--- Begin ---
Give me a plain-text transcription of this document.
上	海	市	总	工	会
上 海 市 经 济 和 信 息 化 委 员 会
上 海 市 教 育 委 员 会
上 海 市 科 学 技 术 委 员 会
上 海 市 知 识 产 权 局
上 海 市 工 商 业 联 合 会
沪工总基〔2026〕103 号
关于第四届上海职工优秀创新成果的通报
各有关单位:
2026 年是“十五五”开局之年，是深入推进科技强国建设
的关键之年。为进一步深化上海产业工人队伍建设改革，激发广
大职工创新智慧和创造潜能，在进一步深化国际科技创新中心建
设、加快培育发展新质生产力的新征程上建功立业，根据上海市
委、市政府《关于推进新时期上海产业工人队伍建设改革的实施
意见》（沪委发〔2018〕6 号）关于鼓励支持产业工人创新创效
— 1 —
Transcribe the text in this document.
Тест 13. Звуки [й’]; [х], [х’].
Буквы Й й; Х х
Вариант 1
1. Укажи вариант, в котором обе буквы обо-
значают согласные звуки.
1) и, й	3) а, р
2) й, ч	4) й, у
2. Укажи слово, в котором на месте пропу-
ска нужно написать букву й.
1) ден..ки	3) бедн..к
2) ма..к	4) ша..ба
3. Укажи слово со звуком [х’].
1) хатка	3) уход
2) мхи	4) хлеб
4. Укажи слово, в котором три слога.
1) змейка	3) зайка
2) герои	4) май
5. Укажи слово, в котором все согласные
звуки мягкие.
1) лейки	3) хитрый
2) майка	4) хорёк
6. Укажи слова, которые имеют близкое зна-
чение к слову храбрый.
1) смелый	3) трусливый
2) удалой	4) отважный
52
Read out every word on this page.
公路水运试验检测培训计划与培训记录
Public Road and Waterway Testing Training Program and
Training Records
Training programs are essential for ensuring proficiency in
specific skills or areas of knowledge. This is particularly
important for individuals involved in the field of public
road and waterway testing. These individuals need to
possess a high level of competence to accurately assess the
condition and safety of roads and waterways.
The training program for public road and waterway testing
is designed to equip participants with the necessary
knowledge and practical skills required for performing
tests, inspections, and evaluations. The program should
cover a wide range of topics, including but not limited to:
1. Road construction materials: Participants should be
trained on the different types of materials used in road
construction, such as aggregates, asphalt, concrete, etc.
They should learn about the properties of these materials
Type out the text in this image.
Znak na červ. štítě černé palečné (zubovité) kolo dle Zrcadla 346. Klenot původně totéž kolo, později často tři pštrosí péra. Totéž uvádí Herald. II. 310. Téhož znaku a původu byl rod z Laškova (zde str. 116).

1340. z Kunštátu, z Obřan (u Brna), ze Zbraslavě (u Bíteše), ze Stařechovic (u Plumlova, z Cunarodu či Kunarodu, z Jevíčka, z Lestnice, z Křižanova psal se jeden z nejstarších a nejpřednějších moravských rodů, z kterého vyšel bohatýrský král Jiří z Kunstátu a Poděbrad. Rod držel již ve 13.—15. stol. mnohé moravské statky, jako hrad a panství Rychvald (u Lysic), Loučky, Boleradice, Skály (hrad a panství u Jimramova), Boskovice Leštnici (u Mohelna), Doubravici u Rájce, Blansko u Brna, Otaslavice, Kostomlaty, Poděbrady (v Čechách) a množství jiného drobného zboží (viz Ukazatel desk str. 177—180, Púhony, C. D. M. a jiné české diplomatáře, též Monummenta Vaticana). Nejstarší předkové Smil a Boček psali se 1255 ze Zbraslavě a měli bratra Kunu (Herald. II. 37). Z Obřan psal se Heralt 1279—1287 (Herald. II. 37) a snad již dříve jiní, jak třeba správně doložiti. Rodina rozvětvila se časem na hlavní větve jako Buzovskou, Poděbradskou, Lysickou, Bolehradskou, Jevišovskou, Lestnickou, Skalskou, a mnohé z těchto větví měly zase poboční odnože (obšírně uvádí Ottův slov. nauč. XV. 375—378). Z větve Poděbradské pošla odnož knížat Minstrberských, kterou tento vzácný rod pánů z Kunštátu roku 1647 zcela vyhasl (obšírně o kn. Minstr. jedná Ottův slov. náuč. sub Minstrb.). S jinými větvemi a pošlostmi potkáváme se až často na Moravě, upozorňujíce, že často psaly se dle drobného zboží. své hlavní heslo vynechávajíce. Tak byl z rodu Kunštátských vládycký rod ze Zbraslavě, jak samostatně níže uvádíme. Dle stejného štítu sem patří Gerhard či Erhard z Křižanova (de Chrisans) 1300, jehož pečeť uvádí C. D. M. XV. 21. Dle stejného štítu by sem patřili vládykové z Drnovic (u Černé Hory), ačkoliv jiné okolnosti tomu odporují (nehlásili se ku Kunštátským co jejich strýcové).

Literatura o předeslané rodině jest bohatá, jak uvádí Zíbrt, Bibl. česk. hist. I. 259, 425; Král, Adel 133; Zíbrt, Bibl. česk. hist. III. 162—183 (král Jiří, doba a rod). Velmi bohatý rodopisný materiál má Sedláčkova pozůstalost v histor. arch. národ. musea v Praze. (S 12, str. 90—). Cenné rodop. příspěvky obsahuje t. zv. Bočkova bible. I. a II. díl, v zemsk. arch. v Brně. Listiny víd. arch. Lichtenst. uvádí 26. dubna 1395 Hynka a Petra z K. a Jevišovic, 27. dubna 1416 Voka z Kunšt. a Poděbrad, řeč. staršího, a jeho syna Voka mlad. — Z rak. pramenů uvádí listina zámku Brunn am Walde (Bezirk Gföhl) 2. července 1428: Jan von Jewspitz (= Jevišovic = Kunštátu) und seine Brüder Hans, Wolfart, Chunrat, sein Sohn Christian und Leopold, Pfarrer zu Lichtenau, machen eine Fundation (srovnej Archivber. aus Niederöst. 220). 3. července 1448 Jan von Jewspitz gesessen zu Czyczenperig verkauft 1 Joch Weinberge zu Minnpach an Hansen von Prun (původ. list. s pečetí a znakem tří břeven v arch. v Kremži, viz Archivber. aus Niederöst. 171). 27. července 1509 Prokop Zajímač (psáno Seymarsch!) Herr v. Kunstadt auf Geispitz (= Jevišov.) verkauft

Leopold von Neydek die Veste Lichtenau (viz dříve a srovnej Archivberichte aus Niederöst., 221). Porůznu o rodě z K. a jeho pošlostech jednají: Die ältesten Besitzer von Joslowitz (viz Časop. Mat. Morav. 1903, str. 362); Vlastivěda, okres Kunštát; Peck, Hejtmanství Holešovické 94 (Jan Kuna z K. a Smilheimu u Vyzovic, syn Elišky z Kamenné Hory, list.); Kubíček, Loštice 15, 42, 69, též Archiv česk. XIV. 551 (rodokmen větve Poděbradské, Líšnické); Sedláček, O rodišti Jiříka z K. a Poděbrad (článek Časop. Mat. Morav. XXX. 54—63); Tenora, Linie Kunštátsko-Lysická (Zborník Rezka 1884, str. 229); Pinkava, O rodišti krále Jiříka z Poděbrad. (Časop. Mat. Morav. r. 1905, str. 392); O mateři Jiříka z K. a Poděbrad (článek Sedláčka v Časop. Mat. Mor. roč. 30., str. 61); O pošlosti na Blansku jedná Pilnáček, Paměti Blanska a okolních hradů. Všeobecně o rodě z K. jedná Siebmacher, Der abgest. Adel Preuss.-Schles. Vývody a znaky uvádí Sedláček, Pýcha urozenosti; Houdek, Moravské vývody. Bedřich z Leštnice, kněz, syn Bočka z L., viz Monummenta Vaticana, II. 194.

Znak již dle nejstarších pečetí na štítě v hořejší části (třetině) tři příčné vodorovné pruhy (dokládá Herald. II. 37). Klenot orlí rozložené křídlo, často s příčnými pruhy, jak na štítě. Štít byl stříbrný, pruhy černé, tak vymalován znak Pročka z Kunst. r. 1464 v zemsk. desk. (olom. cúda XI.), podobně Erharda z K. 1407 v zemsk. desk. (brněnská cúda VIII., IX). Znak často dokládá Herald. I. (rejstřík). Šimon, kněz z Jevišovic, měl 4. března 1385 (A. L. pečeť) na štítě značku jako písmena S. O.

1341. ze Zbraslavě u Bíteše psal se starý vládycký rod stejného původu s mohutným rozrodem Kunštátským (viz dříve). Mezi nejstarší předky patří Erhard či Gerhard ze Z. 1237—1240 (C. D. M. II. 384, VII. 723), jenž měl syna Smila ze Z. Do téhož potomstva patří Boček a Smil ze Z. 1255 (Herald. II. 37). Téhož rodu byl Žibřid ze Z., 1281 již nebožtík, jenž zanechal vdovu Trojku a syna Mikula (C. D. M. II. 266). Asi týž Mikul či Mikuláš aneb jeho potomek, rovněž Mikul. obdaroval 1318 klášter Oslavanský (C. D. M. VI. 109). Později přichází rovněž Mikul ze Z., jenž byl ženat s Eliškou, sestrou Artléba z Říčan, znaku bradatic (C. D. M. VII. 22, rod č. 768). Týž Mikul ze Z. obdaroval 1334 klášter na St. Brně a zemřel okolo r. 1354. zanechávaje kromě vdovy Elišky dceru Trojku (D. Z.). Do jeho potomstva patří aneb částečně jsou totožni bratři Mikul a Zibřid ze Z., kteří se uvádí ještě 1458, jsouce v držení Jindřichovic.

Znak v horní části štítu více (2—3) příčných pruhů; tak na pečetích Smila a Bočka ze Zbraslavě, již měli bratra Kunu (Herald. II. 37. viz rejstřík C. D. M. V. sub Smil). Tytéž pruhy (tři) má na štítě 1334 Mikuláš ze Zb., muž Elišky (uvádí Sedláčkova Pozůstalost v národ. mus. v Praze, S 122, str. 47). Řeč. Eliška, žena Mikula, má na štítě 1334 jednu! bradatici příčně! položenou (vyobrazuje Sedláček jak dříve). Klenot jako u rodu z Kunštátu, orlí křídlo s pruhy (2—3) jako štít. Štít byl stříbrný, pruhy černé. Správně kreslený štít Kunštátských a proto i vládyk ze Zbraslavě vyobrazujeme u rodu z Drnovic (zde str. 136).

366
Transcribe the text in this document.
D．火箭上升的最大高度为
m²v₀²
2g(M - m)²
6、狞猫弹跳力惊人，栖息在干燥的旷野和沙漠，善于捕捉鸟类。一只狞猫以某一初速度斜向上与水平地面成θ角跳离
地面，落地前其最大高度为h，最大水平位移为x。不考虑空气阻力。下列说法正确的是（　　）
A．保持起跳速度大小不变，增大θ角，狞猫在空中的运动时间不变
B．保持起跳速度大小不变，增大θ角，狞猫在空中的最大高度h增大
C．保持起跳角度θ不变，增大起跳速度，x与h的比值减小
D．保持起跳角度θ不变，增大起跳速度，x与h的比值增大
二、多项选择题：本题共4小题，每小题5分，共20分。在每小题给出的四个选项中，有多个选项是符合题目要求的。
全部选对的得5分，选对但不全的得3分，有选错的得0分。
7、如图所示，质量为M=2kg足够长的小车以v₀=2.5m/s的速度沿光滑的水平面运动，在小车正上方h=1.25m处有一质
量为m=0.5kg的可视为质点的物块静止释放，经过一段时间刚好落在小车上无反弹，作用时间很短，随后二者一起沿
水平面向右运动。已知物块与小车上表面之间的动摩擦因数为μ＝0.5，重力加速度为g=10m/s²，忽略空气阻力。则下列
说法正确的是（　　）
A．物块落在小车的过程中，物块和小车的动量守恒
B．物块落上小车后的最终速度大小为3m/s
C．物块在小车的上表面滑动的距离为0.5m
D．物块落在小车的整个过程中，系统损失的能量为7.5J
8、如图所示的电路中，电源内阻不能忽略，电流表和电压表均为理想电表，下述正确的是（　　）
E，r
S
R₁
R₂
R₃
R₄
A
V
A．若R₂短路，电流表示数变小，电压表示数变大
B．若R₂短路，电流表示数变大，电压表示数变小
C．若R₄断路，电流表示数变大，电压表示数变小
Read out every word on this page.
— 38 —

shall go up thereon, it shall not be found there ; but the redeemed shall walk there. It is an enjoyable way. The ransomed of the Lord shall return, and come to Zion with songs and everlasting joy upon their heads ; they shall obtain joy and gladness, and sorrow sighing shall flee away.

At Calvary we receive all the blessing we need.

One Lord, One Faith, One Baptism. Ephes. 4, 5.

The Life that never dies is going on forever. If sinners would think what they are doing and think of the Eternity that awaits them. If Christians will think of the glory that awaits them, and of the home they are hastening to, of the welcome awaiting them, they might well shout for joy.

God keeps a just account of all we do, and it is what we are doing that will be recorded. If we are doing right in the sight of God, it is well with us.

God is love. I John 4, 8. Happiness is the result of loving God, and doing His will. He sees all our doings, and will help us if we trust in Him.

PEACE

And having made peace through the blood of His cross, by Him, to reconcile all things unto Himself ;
--- End ---
▶ [The task]: Report how many lines of the listing above include the word "text". Say nothing but the number.

▶ [Response for this exercise]: 4